● INSTRUCTIONS FOR THE TASK: Leave the pictures out and print every record below exactly as it stands.

● RECORDS SUPPLIED:
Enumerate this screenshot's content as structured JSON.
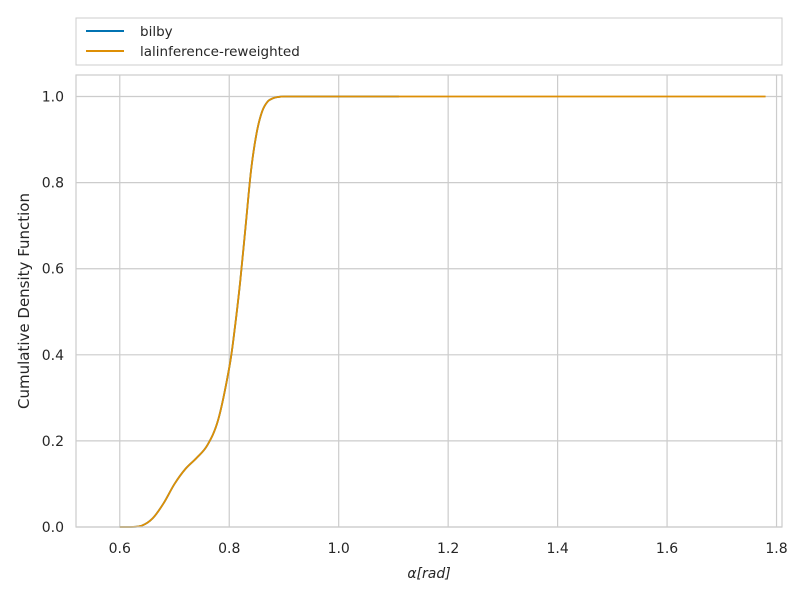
{
  "chart_data": {
    "type": "line",
    "title": "",
    "xlabel": "α[rad]",
    "ylabel": "Cumulative Density Function",
    "xlim": [
      0.52,
      1.81
    ],
    "ylim": [
      0.0,
      1.05
    ],
    "x_ticks": [
      0.6,
      0.8,
      1.0,
      1.2,
      1.4,
      1.6,
      1.8
    ],
    "x_tick_labels": [
      "0.6",
      "0.8",
      "1.0",
      "1.2",
      "1.4",
      "1.6",
      "1.8"
    ],
    "y_ticks": [
      0.0,
      0.2,
      0.4,
      0.6,
      0.8,
      1.0
    ],
    "y_tick_labels": [
      "0.0",
      "0.2",
      "0.4",
      "0.6",
      "0.8",
      "1.0"
    ],
    "grid": true,
    "legend_position": "top, above plot",
    "series": [
      {
        "name": "bilby",
        "color": "#0173b2",
        "x": [
          0.6,
          0.62,
          0.64,
          0.66,
          0.68,
          0.7,
          0.72,
          0.74,
          0.76,
          0.78,
          0.8,
          0.81,
          0.82,
          0.83,
          0.84,
          0.85,
          0.86,
          0.87,
          0.88,
          0.89,
          0.9,
          0.92,
          0.95,
          1.0,
          1.05,
          1.11
        ],
        "y": [
          0.0,
          0.0,
          0.003,
          0.02,
          0.055,
          0.1,
          0.135,
          0.16,
          0.19,
          0.25,
          0.37,
          0.46,
          0.57,
          0.7,
          0.83,
          0.915,
          0.965,
          0.988,
          0.996,
          0.999,
          1.0,
          1.0,
          1.0,
          1.0,
          1.0,
          1.0
        ]
      },
      {
        "name": "lalinference-reweighted",
        "color": "#de8f05",
        "x": [
          0.6,
          0.62,
          0.64,
          0.66,
          0.68,
          0.7,
          0.72,
          0.74,
          0.76,
          0.78,
          0.8,
          0.81,
          0.82,
          0.83,
          0.84,
          0.85,
          0.86,
          0.87,
          0.88,
          0.89,
          0.9,
          0.92,
          0.95,
          1.0,
          1.2,
          1.4,
          1.6,
          1.78
        ],
        "y": [
          0.0,
          0.0,
          0.003,
          0.02,
          0.055,
          0.1,
          0.135,
          0.16,
          0.19,
          0.25,
          0.37,
          0.46,
          0.57,
          0.7,
          0.83,
          0.915,
          0.965,
          0.988,
          0.996,
          0.999,
          1.0,
          1.0,
          1.0,
          1.0,
          1.0,
          1.0,
          1.0,
          1.0
        ]
      }
    ]
  }
}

● SOLVED PROBLEM:
Enumerate this screenshot's content as structured JSON.
{
  "chart_data": {
    "type": "line",
    "title": "",
    "xlabel": "α[rad]",
    "ylabel": "Cumulative Density Function",
    "xlim": [
      0.52,
      1.81
    ],
    "ylim": [
      0.0,
      1.05
    ],
    "x_ticks": [
      0.6,
      0.8,
      1.0,
      1.2,
      1.4,
      1.6,
      1.8
    ],
    "x_tick_labels": [
      "0.6",
      "0.8",
      "1.0",
      "1.2",
      "1.4",
      "1.6",
      "1.8"
    ],
    "y_ticks": [
      0.0,
      0.2,
      0.4,
      0.6,
      0.8,
      1.0
    ],
    "y_tick_labels": [
      "0.0",
      "0.2",
      "0.4",
      "0.6",
      "0.8",
      "1.0"
    ],
    "grid": true,
    "legend_position": "top, above plot",
    "series": [
      {
        "name": "bilby",
        "color": "#0173b2",
        "x": [
          0.6,
          0.62,
          0.64,
          0.66,
          0.68,
          0.7,
          0.72,
          0.74,
          0.76,
          0.78,
          0.8,
          0.81,
          0.82,
          0.83,
          0.84,
          0.85,
          0.86,
          0.87,
          0.88,
          0.89,
          0.9,
          0.92,
          0.95,
          1.0,
          1.05,
          1.11
        ],
        "y": [
          0.0,
          0.0,
          0.003,
          0.02,
          0.055,
          0.1,
          0.135,
          0.16,
          0.19,
          0.25,
          0.37,
          0.46,
          0.57,
          0.7,
          0.83,
          0.915,
          0.965,
          0.988,
          0.996,
          0.999,
          1.0,
          1.0,
          1.0,
          1.0,
          1.0,
          1.0
        ]
      },
      {
        "name": "lalinference-reweighted",
        "color": "#de8f05",
        "x": [
          0.6,
          0.62,
          0.64,
          0.66,
          0.68,
          0.7,
          0.72,
          0.74,
          0.76,
          0.78,
          0.8,
          0.81,
          0.82,
          0.83,
          0.84,
          0.85,
          0.86,
          0.87,
          0.88,
          0.89,
          0.9,
          0.92,
          0.95,
          1.0,
          1.2,
          1.4,
          1.6,
          1.78
        ],
        "y": [
          0.0,
          0.0,
          0.003,
          0.02,
          0.055,
          0.1,
          0.135,
          0.16,
          0.19,
          0.25,
          0.37,
          0.46,
          0.57,
          0.7,
          0.83,
          0.915,
          0.965,
          0.988,
          0.996,
          0.999,
          1.0,
          1.0,
          1.0,
          1.0,
          1.0,
          1.0,
          1.0,
          1.0
        ]
      }
    ]
  }
}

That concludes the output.